§ Provided data:

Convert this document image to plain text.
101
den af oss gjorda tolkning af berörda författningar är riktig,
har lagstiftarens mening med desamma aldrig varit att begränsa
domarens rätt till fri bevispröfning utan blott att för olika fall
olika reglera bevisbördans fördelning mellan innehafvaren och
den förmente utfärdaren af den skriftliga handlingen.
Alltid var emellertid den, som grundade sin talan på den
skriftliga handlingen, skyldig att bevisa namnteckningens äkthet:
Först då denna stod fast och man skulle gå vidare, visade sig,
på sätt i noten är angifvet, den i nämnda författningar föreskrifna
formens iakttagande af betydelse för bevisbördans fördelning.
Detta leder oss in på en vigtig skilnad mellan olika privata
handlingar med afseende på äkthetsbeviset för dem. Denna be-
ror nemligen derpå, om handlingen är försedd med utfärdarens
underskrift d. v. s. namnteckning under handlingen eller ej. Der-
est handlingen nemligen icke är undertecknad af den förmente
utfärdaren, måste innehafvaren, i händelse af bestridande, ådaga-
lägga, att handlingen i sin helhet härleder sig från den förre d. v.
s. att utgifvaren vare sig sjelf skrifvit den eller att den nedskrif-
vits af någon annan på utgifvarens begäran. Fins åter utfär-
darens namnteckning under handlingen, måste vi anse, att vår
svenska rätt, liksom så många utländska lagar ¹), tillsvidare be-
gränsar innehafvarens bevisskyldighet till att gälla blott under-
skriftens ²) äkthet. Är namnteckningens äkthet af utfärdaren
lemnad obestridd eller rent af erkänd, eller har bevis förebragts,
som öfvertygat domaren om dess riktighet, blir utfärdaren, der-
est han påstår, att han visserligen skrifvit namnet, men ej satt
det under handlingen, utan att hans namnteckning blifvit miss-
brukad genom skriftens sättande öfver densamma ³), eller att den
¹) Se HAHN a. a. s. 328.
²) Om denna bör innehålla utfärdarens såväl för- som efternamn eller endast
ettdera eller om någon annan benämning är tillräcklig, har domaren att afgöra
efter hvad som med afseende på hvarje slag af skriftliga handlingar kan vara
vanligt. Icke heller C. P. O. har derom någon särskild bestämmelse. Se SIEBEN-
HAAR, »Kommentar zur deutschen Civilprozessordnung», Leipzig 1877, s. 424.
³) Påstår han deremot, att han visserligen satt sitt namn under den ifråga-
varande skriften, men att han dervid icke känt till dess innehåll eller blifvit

§ Work required:
Which lines above contain the word "blifvit"? Copy all of them.

§ Output for this exercise:
det under handlingen, utan att hans namnteckning blifvit miss-
varande skriften, men att han dervid icke känt till dess innehåll eller blifvit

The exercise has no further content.